** BEGIN **
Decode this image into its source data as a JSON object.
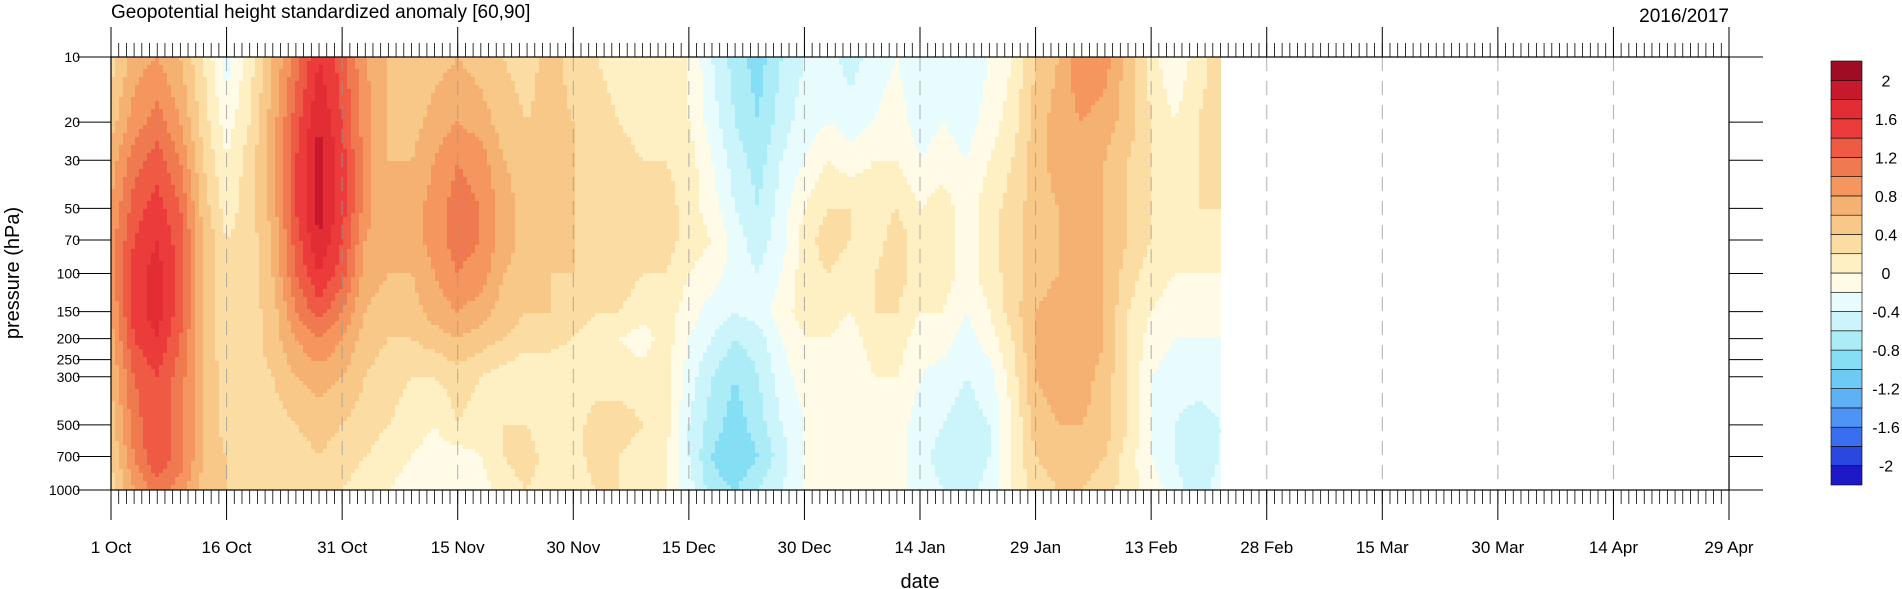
{
  "chart_data": {
    "type": "heatmap",
    "title": "Geopotential height standardized anomaly [60,90]",
    "season_label": "2016/2017",
    "xlabel": "date",
    "ylabel": "pressure (hPa)",
    "x_ticks": [
      "1 Oct",
      "16 Oct",
      "31 Oct",
      "15 Nov",
      "30 Nov",
      "15 Dec",
      "30 Dec",
      "14 Jan",
      "29 Jan",
      "13 Feb",
      "28 Feb",
      "15 Mar",
      "30 Mar",
      "14 Apr",
      "29 Apr"
    ],
    "x_tick_days": [
      0,
      15,
      30,
      45,
      60,
      75,
      90,
      105,
      120,
      135,
      150,
      165,
      180,
      195,
      210
    ],
    "x_range_days": [
      0,
      210
    ],
    "data_end_day": 144,
    "y_ticks": [
      10,
      20,
      30,
      50,
      70,
      100,
      150,
      200,
      250,
      300,
      500,
      700,
      1000
    ],
    "y_scale": "log",
    "y_range": [
      10,
      1000
    ],
    "y_inverted": true,
    "grid": "dashed vertical at labeled dates",
    "colorbar": {
      "levels": [
        -2.2,
        -2,
        -1.8,
        -1.6,
        -1.4,
        -1.2,
        -1.0,
        -0.8,
        -0.6,
        -0.4,
        -0.2,
        0,
        0.2,
        0.4,
        0.6,
        0.8,
        1.0,
        1.2,
        1.4,
        1.6,
        1.8,
        2.0,
        2.2
      ],
      "labels": [
        "2",
        "1.6",
        "1.2",
        "0.8",
        "0.4",
        "0",
        "-0.4",
        "-0.8",
        "-1.2",
        "-1.6",
        "-2"
      ],
      "label_values": [
        2,
        1.6,
        1.2,
        0.8,
        0.4,
        0,
        -0.4,
        -0.8,
        -1.2,
        -1.6,
        -2
      ],
      "colors": [
        "#1e19c8",
        "#2a47e0",
        "#3a6ef0",
        "#4e94f5",
        "#5fb1f5",
        "#6dcaf2",
        "#86def5",
        "#abecf7",
        "#cbf5fb",
        "#e8fbfd",
        "#fffbe6",
        "#fff0c4",
        "#fbdca2",
        "#f8c889",
        "#f5b172",
        "#f4965e",
        "#f07a4f",
        "#ef5a45",
        "#ec3b3b",
        "#e22d35",
        "#c8182b",
        "#a10c25"
      ]
    },
    "anomaly_field": {
      "description": "standardized anomaly (sigma) at pressure level by day since 1 Oct",
      "levels_hPa": [
        10,
        20,
        30,
        50,
        70,
        100,
        150,
        200,
        300,
        500,
        700,
        1000
      ],
      "days": [
        0,
        3,
        6,
        9,
        12,
        15,
        18,
        21,
        24,
        27,
        30,
        33,
        36,
        39,
        42,
        45,
        48,
        51,
        54,
        57,
        60,
        63,
        66,
        69,
        72,
        75,
        78,
        81,
        84,
        87,
        90,
        93,
        96,
        99,
        102,
        105,
        108,
        111,
        114,
        117,
        120,
        123,
        126,
        129,
        132,
        135,
        138,
        141,
        144
      ],
      "values": [
        [
          0.3,
          0.7,
          0.8,
          0.6,
          0.2,
          -0.3,
          0.1,
          0.6,
          1.1,
          1.6,
          1.3,
          0.8,
          0.6,
          0.4,
          0.5,
          0.6,
          0.5,
          0.4,
          0.3,
          0.5,
          0.3,
          0.2,
          0.1,
          0.1,
          0.0,
          0.0,
          -0.4,
          -0.7,
          -0.9,
          -0.6,
          -0.4,
          -0.3,
          -0.5,
          -0.3,
          -0.2,
          -0.4,
          -0.3,
          -0.4,
          -0.2,
          0.0,
          0.4,
          0.6,
          1.0,
          0.9,
          0.5,
          0.1,
          -0.2,
          0.1,
          0.3
        ],
        [
          0.5,
          0.9,
          1.1,
          0.8,
          0.3,
          -0.1,
          0.2,
          0.7,
          1.3,
          1.8,
          1.4,
          0.9,
          0.6,
          0.5,
          0.7,
          0.8,
          0.7,
          0.5,
          0.4,
          0.5,
          0.4,
          0.3,
          0.2,
          0.1,
          0.1,
          0.0,
          -0.3,
          -0.6,
          -0.8,
          -0.5,
          -0.3,
          -0.2,
          -0.3,
          -0.2,
          -0.1,
          -0.3,
          -0.2,
          -0.3,
          -0.1,
          0.1,
          0.5,
          0.7,
          0.8,
          0.7,
          0.5,
          0.2,
          0.0,
          0.2,
          0.3
        ],
        [
          0.7,
          1.1,
          1.3,
          1.0,
          0.4,
          0.0,
          0.3,
          0.7,
          1.4,
          1.9,
          1.5,
          0.9,
          0.6,
          0.6,
          0.8,
          1.0,
          0.9,
          0.6,
          0.5,
          0.5,
          0.4,
          0.3,
          0.3,
          0.2,
          0.2,
          0.1,
          -0.2,
          -0.5,
          -0.7,
          -0.4,
          -0.2,
          0.0,
          -0.1,
          0.0,
          0.0,
          -0.2,
          -0.1,
          -0.2,
          0.0,
          0.2,
          0.5,
          0.7,
          0.7,
          0.6,
          0.4,
          0.2,
          0.1,
          0.2,
          0.3
        ],
        [
          0.8,
          1.3,
          1.5,
          1.2,
          0.5,
          0.1,
          0.3,
          0.7,
          1.4,
          1.9,
          1.5,
          0.9,
          0.6,
          0.7,
          0.9,
          1.1,
          1.0,
          0.7,
          0.5,
          0.5,
          0.4,
          0.3,
          0.4,
          0.3,
          0.3,
          0.1,
          -0.1,
          -0.4,
          -0.6,
          -0.3,
          0.0,
          0.2,
          0.2,
          0.1,
          0.2,
          0.0,
          0.1,
          -0.1,
          0.1,
          0.3,
          0.5,
          0.6,
          0.7,
          0.6,
          0.4,
          0.2,
          0.1,
          0.2,
          0.2
        ],
        [
          0.9,
          1.4,
          1.6,
          1.3,
          0.6,
          0.2,
          0.3,
          0.6,
          1.3,
          1.8,
          1.4,
          0.8,
          0.6,
          0.7,
          0.9,
          1.1,
          1.0,
          0.7,
          0.5,
          0.5,
          0.4,
          0.3,
          0.4,
          0.3,
          0.3,
          0.1,
          0.0,
          -0.3,
          -0.5,
          -0.3,
          0.1,
          0.3,
          0.2,
          0.1,
          0.3,
          0.1,
          0.1,
          -0.1,
          0.1,
          0.3,
          0.5,
          0.6,
          0.7,
          0.6,
          0.4,
          0.2,
          0.1,
          0.1,
          0.1
        ],
        [
          0.9,
          1.5,
          1.7,
          1.3,
          0.6,
          0.2,
          0.3,
          0.6,
          1.2,
          1.6,
          1.3,
          0.7,
          0.6,
          0.6,
          0.8,
          1.0,
          0.9,
          0.6,
          0.5,
          0.4,
          0.4,
          0.3,
          0.3,
          0.2,
          0.2,
          0.0,
          -0.1,
          -0.3,
          -0.4,
          -0.2,
          0.1,
          0.2,
          0.1,
          0.2,
          0.3,
          0.1,
          0.1,
          -0.1,
          0.1,
          0.3,
          0.5,
          0.6,
          0.7,
          0.6,
          0.3,
          0.1,
          0.0,
          0.0,
          0.0
        ],
        [
          0.8,
          1.5,
          1.7,
          1.3,
          0.6,
          0.2,
          0.3,
          0.5,
          1.0,
          1.3,
          1.0,
          0.6,
          0.5,
          0.5,
          0.7,
          0.8,
          0.7,
          0.5,
          0.4,
          0.4,
          0.3,
          0.2,
          0.2,
          0.1,
          0.1,
          -0.1,
          -0.3,
          -0.4,
          -0.3,
          -0.1,
          0.1,
          0.1,
          0.0,
          0.2,
          0.2,
          0.0,
          0.0,
          -0.2,
          0.0,
          0.3,
          0.6,
          0.7,
          0.8,
          0.6,
          0.2,
          0.0,
          -0.1,
          -0.1,
          -0.1
        ],
        [
          0.7,
          1.4,
          1.6,
          1.2,
          0.6,
          0.2,
          0.3,
          0.5,
          0.8,
          1.0,
          0.8,
          0.5,
          0.4,
          0.4,
          0.5,
          0.6,
          0.5,
          0.4,
          0.3,
          0.3,
          0.2,
          0.1,
          0.0,
          -0.1,
          0.1,
          -0.2,
          -0.4,
          -0.6,
          -0.5,
          -0.2,
          0.0,
          0.0,
          -0.1,
          0.1,
          0.1,
          -0.1,
          -0.1,
          -0.3,
          -0.1,
          0.2,
          0.6,
          0.7,
          0.8,
          0.6,
          0.2,
          -0.1,
          -0.2,
          -0.2,
          -0.2
        ],
        [
          0.6,
          1.2,
          1.4,
          1.1,
          0.6,
          0.3,
          0.3,
          0.4,
          0.6,
          0.7,
          0.6,
          0.4,
          0.3,
          0.2,
          0.2,
          0.3,
          0.2,
          0.1,
          0.0,
          0.0,
          0.0,
          0.1,
          0.1,
          0.1,
          0.1,
          -0.3,
          -0.6,
          -0.8,
          -0.6,
          -0.3,
          -0.1,
          -0.1,
          -0.2,
          0.0,
          0.0,
          -0.2,
          -0.3,
          -0.4,
          -0.3,
          0.1,
          0.6,
          0.7,
          0.7,
          0.5,
          0.2,
          -0.2,
          -0.3,
          -0.3,
          -0.3
        ],
        [
          0.5,
          1.1,
          1.4,
          1.1,
          0.6,
          0.3,
          0.3,
          0.3,
          0.4,
          0.5,
          0.4,
          0.3,
          0.2,
          0.1,
          0.0,
          0.2,
          0.1,
          0.2,
          0.2,
          0.0,
          0.1,
          0.3,
          0.3,
          0.2,
          0.1,
          -0.4,
          -0.7,
          -0.9,
          -0.7,
          -0.4,
          -0.2,
          -0.1,
          -0.2,
          0.0,
          -0.1,
          -0.3,
          -0.4,
          -0.5,
          -0.4,
          0.0,
          0.5,
          0.6,
          0.6,
          0.5,
          0.2,
          -0.2,
          -0.4,
          -0.5,
          -0.4
        ],
        [
          0.4,
          1.0,
          1.4,
          1.1,
          0.6,
          0.4,
          0.3,
          0.3,
          0.3,
          0.4,
          0.3,
          0.2,
          0.1,
          0.0,
          -0.1,
          -0.1,
          0.0,
          0.2,
          0.3,
          0.1,
          0.1,
          0.3,
          0.2,
          0.1,
          0.0,
          -0.4,
          -0.8,
          -1.0,
          -0.8,
          -0.5,
          -0.2,
          -0.1,
          -0.1,
          0.0,
          -0.1,
          -0.3,
          -0.5,
          -0.6,
          -0.4,
          0.0,
          0.4,
          0.5,
          0.5,
          0.4,
          0.1,
          -0.2,
          -0.4,
          -0.6,
          -0.4
        ],
        [
          0.3,
          0.8,
          1.1,
          0.9,
          0.5,
          0.4,
          0.3,
          0.2,
          0.2,
          0.3,
          0.2,
          0.1,
          0.0,
          -0.1,
          -0.2,
          -0.2,
          -0.1,
          0.1,
          0.2,
          0.1,
          0.1,
          0.2,
          0.2,
          0.1,
          0.0,
          -0.3,
          -0.7,
          -0.8,
          -0.6,
          -0.4,
          -0.2,
          -0.1,
          -0.1,
          0.0,
          -0.1,
          -0.3,
          -0.4,
          -0.5,
          -0.3,
          0.0,
          0.3,
          0.4,
          0.4,
          0.3,
          0.1,
          -0.1,
          -0.3,
          -0.5,
          -0.3
        ]
      ]
    }
  }
}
** END **
Given instruction
In the records above, how many lines hold the string "standardized"? Reply with only the number.

Written answer
2